-- START OF Task inputs --

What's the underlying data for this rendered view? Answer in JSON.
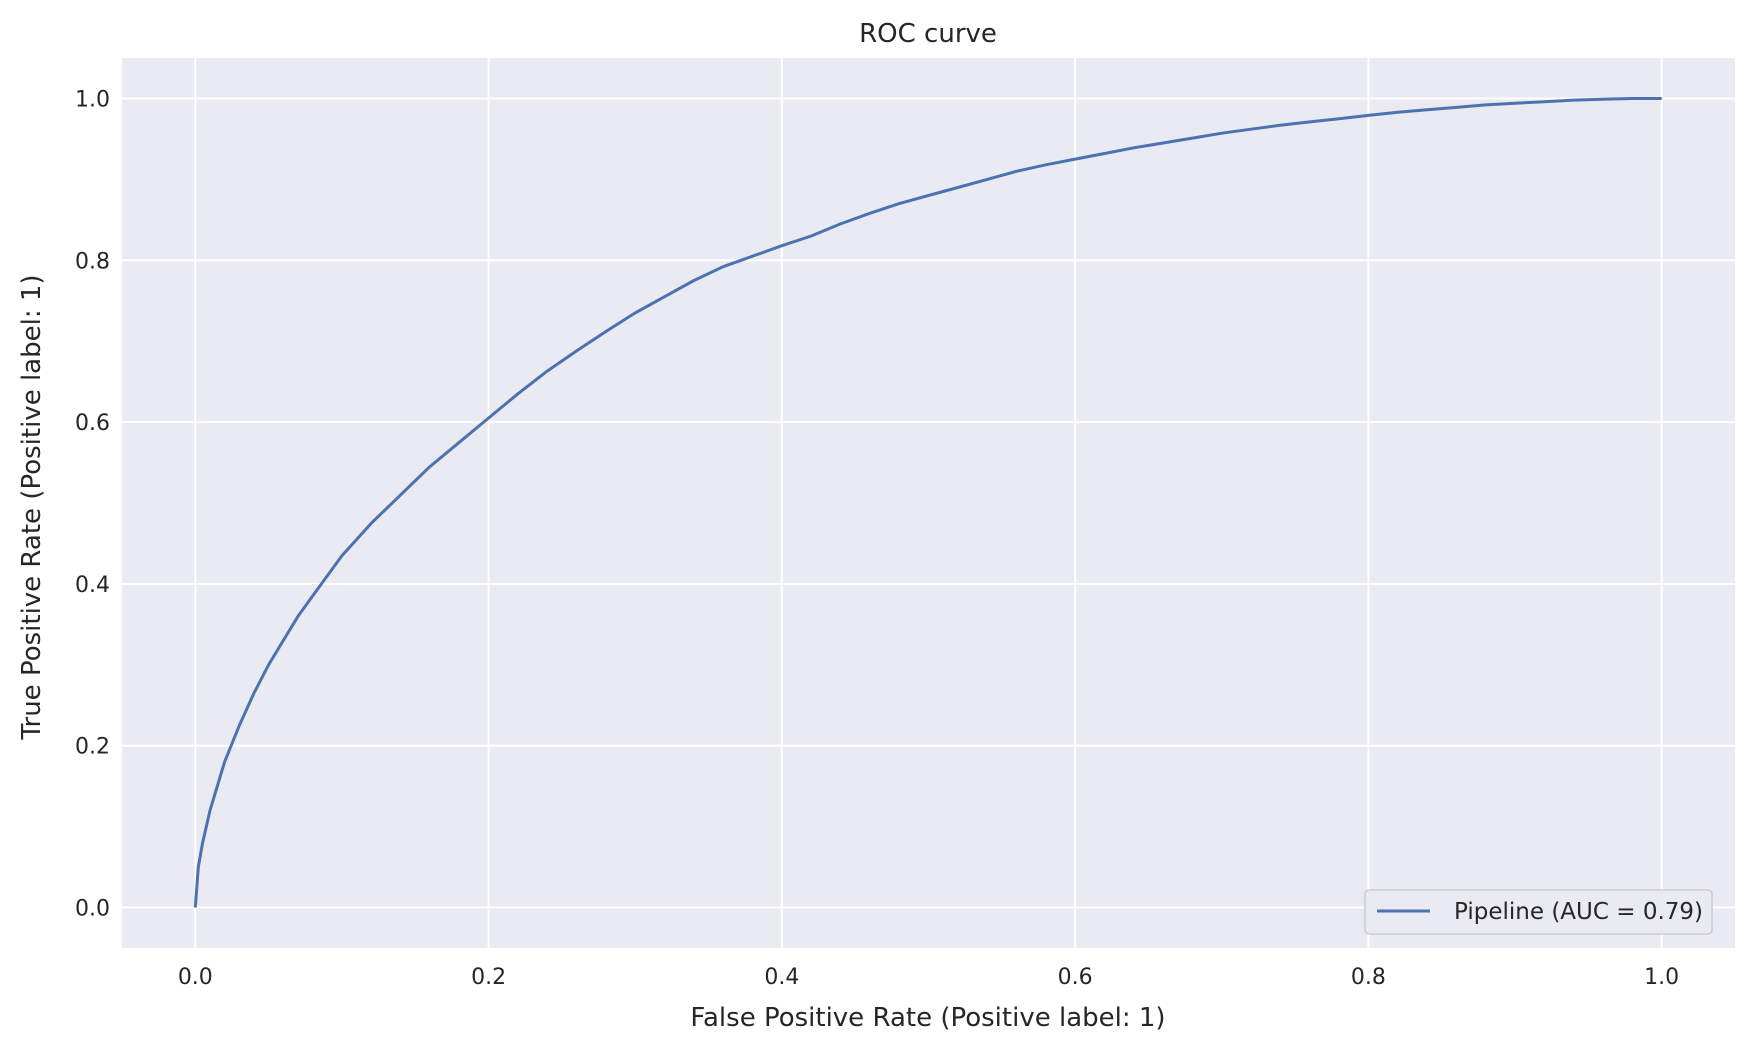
{
  "chart_data": {
    "type": "line",
    "title": "ROC curve",
    "xlabel": "False Positive Rate (Positive label: 1)",
    "ylabel": "True Positive Rate (Positive label: 1)",
    "xlim": [
      -0.05,
      1.05
    ],
    "ylim": [
      -0.05,
      1.05
    ],
    "xticks": [
      "0.0",
      "0.2",
      "0.4",
      "0.6",
      "0.8",
      "1.0"
    ],
    "yticks": [
      "0.0",
      "0.2",
      "0.4",
      "0.6",
      "0.8",
      "1.0"
    ],
    "grid": true,
    "legend_position": "lower-right",
    "colors": {
      "background": "#eaeaf2",
      "grid": "#ffffff",
      "line": "#4c72b0"
    },
    "series": [
      {
        "name": "Pipeline (AUC = 0.79)",
        "x": [
          0.0,
          0.002,
          0.005,
          0.01,
          0.015,
          0.02,
          0.03,
          0.04,
          0.05,
          0.06,
          0.07,
          0.08,
          0.1,
          0.12,
          0.14,
          0.16,
          0.18,
          0.2,
          0.22,
          0.24,
          0.26,
          0.28,
          0.3,
          0.32,
          0.34,
          0.36,
          0.38,
          0.4,
          0.42,
          0.44,
          0.46,
          0.48,
          0.5,
          0.52,
          0.54,
          0.56,
          0.58,
          0.6,
          0.62,
          0.64,
          0.66,
          0.68,
          0.7,
          0.72,
          0.74,
          0.76,
          0.78,
          0.8,
          0.82,
          0.84,
          0.86,
          0.88,
          0.9,
          0.92,
          0.94,
          0.96,
          0.98,
          1.0
        ],
        "y": [
          0.0,
          0.05,
          0.08,
          0.12,
          0.15,
          0.18,
          0.225,
          0.265,
          0.3,
          0.33,
          0.36,
          0.385,
          0.435,
          0.475,
          0.51,
          0.545,
          0.575,
          0.605,
          0.635,
          0.663,
          0.688,
          0.712,
          0.735,
          0.755,
          0.775,
          0.792,
          0.805,
          0.818,
          0.83,
          0.845,
          0.858,
          0.87,
          0.88,
          0.89,
          0.9,
          0.91,
          0.918,
          0.925,
          0.932,
          0.939,
          0.945,
          0.951,
          0.957,
          0.962,
          0.967,
          0.971,
          0.975,
          0.979,
          0.983,
          0.986,
          0.989,
          0.992,
          0.994,
          0.996,
          0.998,
          0.999,
          1.0,
          1.0
        ]
      }
    ]
  }
}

-- END OF Task inputs --

→ Exercise objective
Scan the data above; copy every line where "Positive" appears.

→ The completed task
    "xlabel": "False Positive Rate (Positive label: 1)",
    "ylabel": "True Positive Rate (Positive label: 1)",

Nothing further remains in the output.